- **Raw records**
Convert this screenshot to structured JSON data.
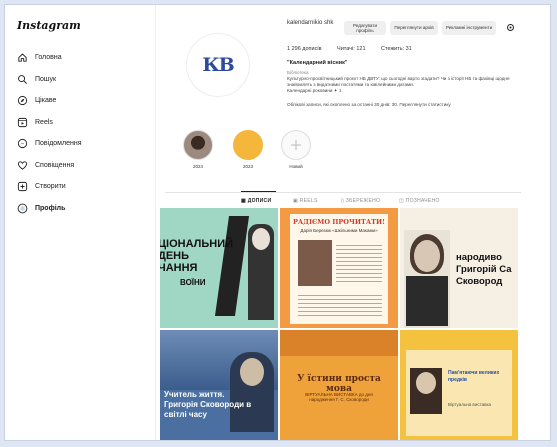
{
  "app": {
    "logo": "Instagram"
  },
  "sidebar": {
    "items": [
      {
        "label": "Головна",
        "icon": "home-icon"
      },
      {
        "label": "Пошук",
        "icon": "search-icon"
      },
      {
        "label": "Цікаве",
        "icon": "compass-icon"
      },
      {
        "label": "Reels",
        "icon": "reels-icon"
      },
      {
        "label": "Повідомлення",
        "icon": "messenger-icon"
      },
      {
        "label": "Сповіщення",
        "icon": "heart-icon"
      },
      {
        "label": "Створити",
        "icon": "plus-square-icon"
      },
      {
        "label": "Профіль",
        "icon": "profile-avatar-icon"
      }
    ]
  },
  "profile": {
    "username": "kalendarnikio shk",
    "buttons": {
      "edit": "Редагувати профіль",
      "archive": "Переглянути архів",
      "ads": "Рекламні інструменти"
    },
    "stats": {
      "posts": "1 296 дописів",
      "followers": "Читачі: 121",
      "following": "Стежить: 31"
    },
    "name": "\"Календарний вісник\"",
    "category": "Бібліотека",
    "bio": "Культурно-просвітницький проєкт НБ ДВТУ: що сьогодні варто згадати? Чи з історії НБ та фахівці щодня знайомлять з видатними постатями та ювілейними датами.",
    "bio_more": "Календарні роковини ✦ 1",
    "insights": "Облікові записи, які охоплено за останні 30 днів: 30. Переглянути статистику",
    "avatar_text": "КВ"
  },
  "highlights": [
    {
      "label": "2024"
    },
    {
      "label": "2023"
    },
    {
      "label": "Новий"
    }
  ],
  "tabs": [
    {
      "label": "ДОПИСИ"
    },
    {
      "label": "REELS"
    },
    {
      "label": "ЗБЕРЕЖЕНО"
    },
    {
      "label": "ПОЗНАЧЕНО"
    }
  ],
  "posts": [
    {
      "text": "ЦІОНАЛЬНИЙ\nДЕНЬ\nЧАННЯ",
      "sub": "ВОЇНИ"
    },
    {
      "text": "РАДІЄМО ПРОЧИТАТИ!",
      "sub": "Дарія Березюк «Шкільними Маками»"
    },
    {
      "text": "народиво\nГригорій Са\nСковород",
      "sub": ""
    },
    {
      "text": "Учитель життя.\nГригорія Сковороди в\nсвітлі часу",
      "sub": ""
    },
    {
      "text": "У їстини проста мова",
      "sub": "ВІРТУАЛЬНА ВИСТАВКА до дня народження Г. С. Сковороди"
    },
    {
      "text": "Пам'ятаючи великих\nпредків",
      "sub": "Віртуальна виставка"
    }
  ],
  "colors": {
    "accent": "#0095f6",
    "tile_green": "#9fd6c4",
    "tile_orange": "#f5a623"
  }
}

- **What is needed**
Transcribe the records above exactly, leaving out every picture.

- **Task output**
Convert this screenshot to structured JSON data.
{
  "app": {
    "logo": "Instagram"
  },
  "sidebar": {
    "items": [
      {
        "label": "Головна",
        "icon": "home-icon"
      },
      {
        "label": "Пошук",
        "icon": "search-icon"
      },
      {
        "label": "Цікаве",
        "icon": "compass-icon"
      },
      {
        "label": "Reels",
        "icon": "reels-icon"
      },
      {
        "label": "Повідомлення",
        "icon": "messenger-icon"
      },
      {
        "label": "Сповіщення",
        "icon": "heart-icon"
      },
      {
        "label": "Створити",
        "icon": "plus-square-icon"
      },
      {
        "label": "Профіль",
        "icon": "profile-avatar-icon"
      }
    ]
  },
  "profile": {
    "username": "kalendarnikio shk",
    "buttons": {
      "edit": "Редагувати профіль",
      "archive": "Переглянути архів",
      "ads": "Рекламні інструменти"
    },
    "stats": {
      "posts": "1 296 дописів",
      "followers": "Читачі: 121",
      "following": "Стежить: 31"
    },
    "name": "\"Календарний вісник\"",
    "category": "Бібліотека",
    "bio": "Культурно-просвітницький проєкт НБ ДВТУ: що сьогодні варто згадати? Чи з історії НБ та фахівці щодня знайомлять з видатними постатями та ювілейними датами.",
    "bio_more": "Календарні роковини ✦ 1",
    "insights": "Облікові записи, які охоплено за останні 30 днів: 30. Переглянути статистику",
    "avatar_text": "КВ"
  },
  "highlights": [
    {
      "label": "2024"
    },
    {
      "label": "2023"
    },
    {
      "label": "Новий"
    }
  ],
  "tabs": [
    {
      "label": "ДОПИСИ"
    },
    {
      "label": "REELS"
    },
    {
      "label": "ЗБЕРЕЖЕНО"
    },
    {
      "label": "ПОЗНАЧЕНО"
    }
  ],
  "posts": [
    {
      "text": "ЦІОНАЛЬНИЙ\nДЕНЬ\nЧАННЯ",
      "sub": "ВОЇНИ"
    },
    {
      "text": "РАДІЄМО ПРОЧИТАТИ!",
      "sub": "Дарія Березюк «Шкільними Маками»"
    },
    {
      "text": "народиво\nГригорій Са\nСковород",
      "sub": ""
    },
    {
      "text": "Учитель життя.\nГригорія Сковороди в\nсвітлі часу",
      "sub": ""
    },
    {
      "text": "У їстини проста мова",
      "sub": "ВІРТУАЛЬНА ВИСТАВКА до дня народження Г. С. Сковороди"
    },
    {
      "text": "Пам'ятаючи великих\nпредків",
      "sub": "Віртуальна виставка"
    }
  ],
  "colors": {
    "accent": "#0095f6",
    "tile_green": "#9fd6c4",
    "tile_orange": "#f5a623"
  }
}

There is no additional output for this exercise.